### WHAT YOU HAVE TO DO
What follows is a set of records; restate each one word for word and drop the pictures.
BEGIN
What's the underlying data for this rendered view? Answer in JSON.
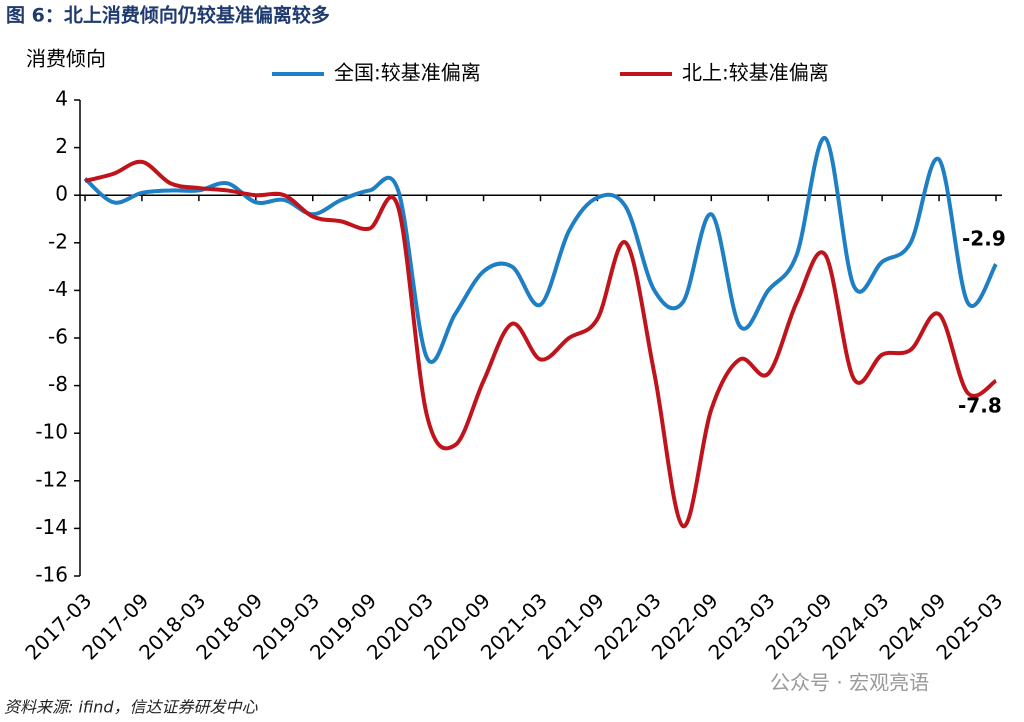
{
  "chart_data": {
    "type": "line",
    "title": "图 6：北上消费倾向仍较基准偏离较多",
    "y_label": "消费倾向",
    "source": "资料来源: ifind，信达证券研发中心",
    "watermark": "公众号 · 宏观亮语",
    "categories": [
      "2017-03",
      null,
      "2017-09",
      null,
      "2018-03",
      null,
      "2018-09",
      null,
      "2019-03",
      null,
      "2019-09",
      null,
      "2020-03",
      null,
      "2020-09",
      null,
      "2021-03",
      null,
      "2021-09",
      null,
      "2022-03",
      null,
      "2022-09",
      null,
      "2023-03",
      null,
      "2023-09",
      null,
      "2024-03",
      null,
      "2024-09",
      null,
      "2025-03"
    ],
    "series": [
      {
        "name": "全国:较基准偏离",
        "color": "#1f7fc4",
        "values": [
          0.7,
          -0.3,
          0.1,
          0.2,
          0.2,
          0.5,
          -0.3,
          -0.2,
          -0.8,
          -0.2,
          0.2,
          0.2,
          -6.8,
          -5.0,
          -3.2,
          -3.0,
          -4.6,
          -1.5,
          -0.1,
          -0.5,
          -4.0,
          -4.5,
          -0.8,
          -5.5,
          -4.0,
          -2.5,
          2.4,
          -3.8,
          -2.8,
          -2.0,
          1.5,
          -4.5,
          -2.9
        ]
      },
      {
        "name": "北上:较基准偏离",
        "color": "#c0141c",
        "values": [
          0.6,
          0.9,
          1.4,
          0.5,
          0.3,
          0.2,
          0.0,
          0.0,
          -0.9,
          -1.1,
          -1.4,
          -0.5,
          -9.2,
          -10.5,
          -7.8,
          -5.4,
          -6.9,
          -6.0,
          -5.2,
          -2.0,
          -7.5,
          -13.9,
          -9.0,
          -6.9,
          -7.5,
          -4.5,
          -2.5,
          -7.7,
          -6.7,
          -6.5,
          -5.0,
          -8.3,
          -7.8
        ]
      }
    ],
    "ylim": [
      -16,
      4
    ],
    "yticks": [
      -16,
      -14,
      -12,
      -10,
      -8,
      -6,
      -4,
      -2,
      0,
      2,
      4
    ],
    "legend": "top"
  }
}
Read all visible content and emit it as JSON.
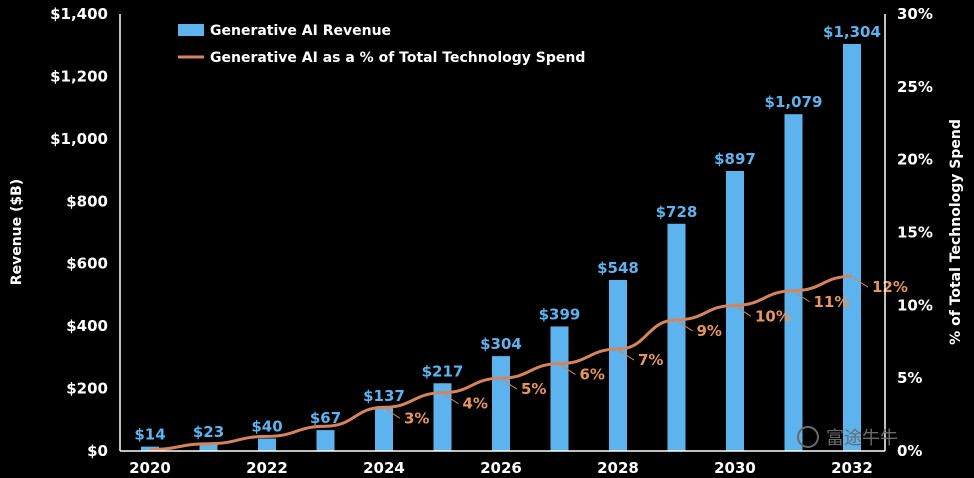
{
  "chart_data": {
    "type": "bar",
    "categories": [
      "2020",
      "2021",
      "2022",
      "2023",
      "2024",
      "2025",
      "2026",
      "2027",
      "2028",
      "2029",
      "2030",
      "2031",
      "2032"
    ],
    "x_tick_labels": [
      "2020",
      "2022",
      "2024",
      "2026",
      "2028",
      "2030",
      "2032"
    ],
    "series": [
      {
        "name": "Generative AI Revenue",
        "type": "bar",
        "axis": "left",
        "values": [
          14,
          23,
          40,
          67,
          137,
          217,
          304,
          399,
          548,
          728,
          897,
          1079,
          1304
        ],
        "labels": [
          "$14",
          "$23",
          "$40",
          "$67",
          "$137",
          "$217",
          "$304",
          "$399",
          "$548",
          "$728",
          "$897",
          "$1,079",
          "$1,304"
        ]
      },
      {
        "name": "Generative AI as a % of Total Technology Spend",
        "type": "line",
        "axis": "right",
        "values": [
          0.1,
          0.5,
          1.0,
          1.7,
          3,
          4,
          5,
          6,
          7,
          9,
          10,
          11,
          12
        ],
        "labels": [
          "",
          "",
          "",
          "",
          "3%",
          "4%",
          "5%",
          "6%",
          "7%",
          "9%",
          "10%",
          "11%",
          "12%"
        ]
      }
    ],
    "ylabel": "Revenue ($B)",
    "y2label": "% of Total Technology Spend",
    "ylim": [
      0,
      1400
    ],
    "y2lim": [
      0,
      30
    ],
    "y_ticks": [
      "$0",
      "$200",
      "$400",
      "$600",
      "$800",
      "$1,000",
      "$1,200",
      "$1,400"
    ],
    "y2_ticks": [
      "0%",
      "5%",
      "10%",
      "15%",
      "20%",
      "25%",
      "30%"
    ],
    "legend_position": "top-left",
    "grid": false,
    "colors": {
      "bar": "#5cb3ee",
      "line": "#d7845a",
      "background": "#000000"
    }
  },
  "watermark": {
    "text": "富途牛牛",
    "icon": "futu-logo-icon"
  }
}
END
### TASK ANSWER
What's the underlying data for this rendered view? Answer in JSON.
{
  "chart_data": {
    "type": "line",
    "title": "图 6：北上消费倾向仍较基准偏离较多",
    "y_label": "消费倾向",
    "source": "资料来源: ifind，信达证券研发中心",
    "watermark": "公众号 · 宏观亮语",
    "categories": [
      "2017-03",
      null,
      "2017-09",
      null,
      "2018-03",
      null,
      "2018-09",
      null,
      "2019-03",
      null,
      "2019-09",
      null,
      "2020-03",
      null,
      "2020-09",
      null,
      "2021-03",
      null,
      "2021-09",
      null,
      "2022-03",
      null,
      "2022-09",
      null,
      "2023-03",
      null,
      "2023-09",
      null,
      "2024-03",
      null,
      "2024-09",
      null,
      "2025-03"
    ],
    "series": [
      {
        "name": "全国:较基准偏离",
        "color": "#1f7fc4",
        "values": [
          0.7,
          -0.3,
          0.1,
          0.2,
          0.2,
          0.5,
          -0.3,
          -0.2,
          -0.8,
          -0.2,
          0.2,
          0.2,
          -6.8,
          -5.0,
          -3.2,
          -3.0,
          -4.6,
          -1.5,
          -0.1,
          -0.5,
          -4.0,
          -4.5,
          -0.8,
          -5.5,
          -4.0,
          -2.5,
          2.4,
          -3.8,
          -2.8,
          -2.0,
          1.5,
          -4.5,
          -2.9
        ]
      },
      {
        "name": "北上:较基准偏离",
        "color": "#c0141c",
        "values": [
          0.6,
          0.9,
          1.4,
          0.5,
          0.3,
          0.2,
          0.0,
          0.0,
          -0.9,
          -1.1,
          -1.4,
          -0.5,
          -9.2,
          -10.5,
          -7.8,
          -5.4,
          -6.9,
          -6.0,
          -5.2,
          -2.0,
          -7.5,
          -13.9,
          -9.0,
          -6.9,
          -7.5,
          -4.5,
          -2.5,
          -7.7,
          -6.7,
          -6.5,
          -5.0,
          -8.3,
          -7.8
        ]
      }
    ],
    "ylim": [
      -16,
      4
    ],
    "yticks": [
      -16,
      -14,
      -12,
      -10,
      -8,
      -6,
      -4,
      -2,
      0,
      2,
      4
    ],
    "legend": "top"
  }
}
Read all visible content and emit it as JSON.
{
  "chart_data": {
    "type": "bar",
    "categories": [
      "2020",
      "2021",
      "2022",
      "2023",
      "2024",
      "2025",
      "2026",
      "2027",
      "2028",
      "2029",
      "2030",
      "2031",
      "2032"
    ],
    "x_tick_labels": [
      "2020",
      "2022",
      "2024",
      "2026",
      "2028",
      "2030",
      "2032"
    ],
    "series": [
      {
        "name": "Generative AI Revenue",
        "type": "bar",
        "axis": "left",
        "values": [
          14,
          23,
          40,
          67,
          137,
          217,
          304,
          399,
          548,
          728,
          897,
          1079,
          1304
        ],
        "labels": [
          "$14",
          "$23",
          "$40",
          "$67",
          "$137",
          "$217",
          "$304",
          "$399",
          "$548",
          "$728",
          "$897",
          "$1,079",
          "$1,304"
        ]
      },
      {
        "name": "Generative AI as a % of Total Technology Spend",
        "type": "line",
        "axis": "right",
        "values": [
          0.1,
          0.5,
          1.0,
          1.7,
          3,
          4,
          5,
          6,
          7,
          9,
          10,
          11,
          12
        ],
        "labels": [
          "",
          "",
          "",
          "",
          "3%",
          "4%",
          "5%",
          "6%",
          "7%",
          "9%",
          "10%",
          "11%",
          "12%"
        ]
      }
    ],
    "ylabel": "Revenue ($B)",
    "y2label": "% of Total Technology Spend",
    "ylim": [
      0,
      1400
    ],
    "y2lim": [
      0,
      30
    ],
    "y_ticks": [
      "$0",
      "$200",
      "$400",
      "$600",
      "$800",
      "$1,000",
      "$1,200",
      "$1,400"
    ],
    "y2_ticks": [
      "0%",
      "5%",
      "10%",
      "15%",
      "20%",
      "25%",
      "30%"
    ],
    "legend_position": "top-left",
    "grid": false,
    "colors": {
      "bar": "#5cb3ee",
      "line": "#d7845a",
      "background": "#000000"
    }
  },
  "watermark": {
    "text": "富途牛牛",
    "icon": "futu-logo-icon"
  }
}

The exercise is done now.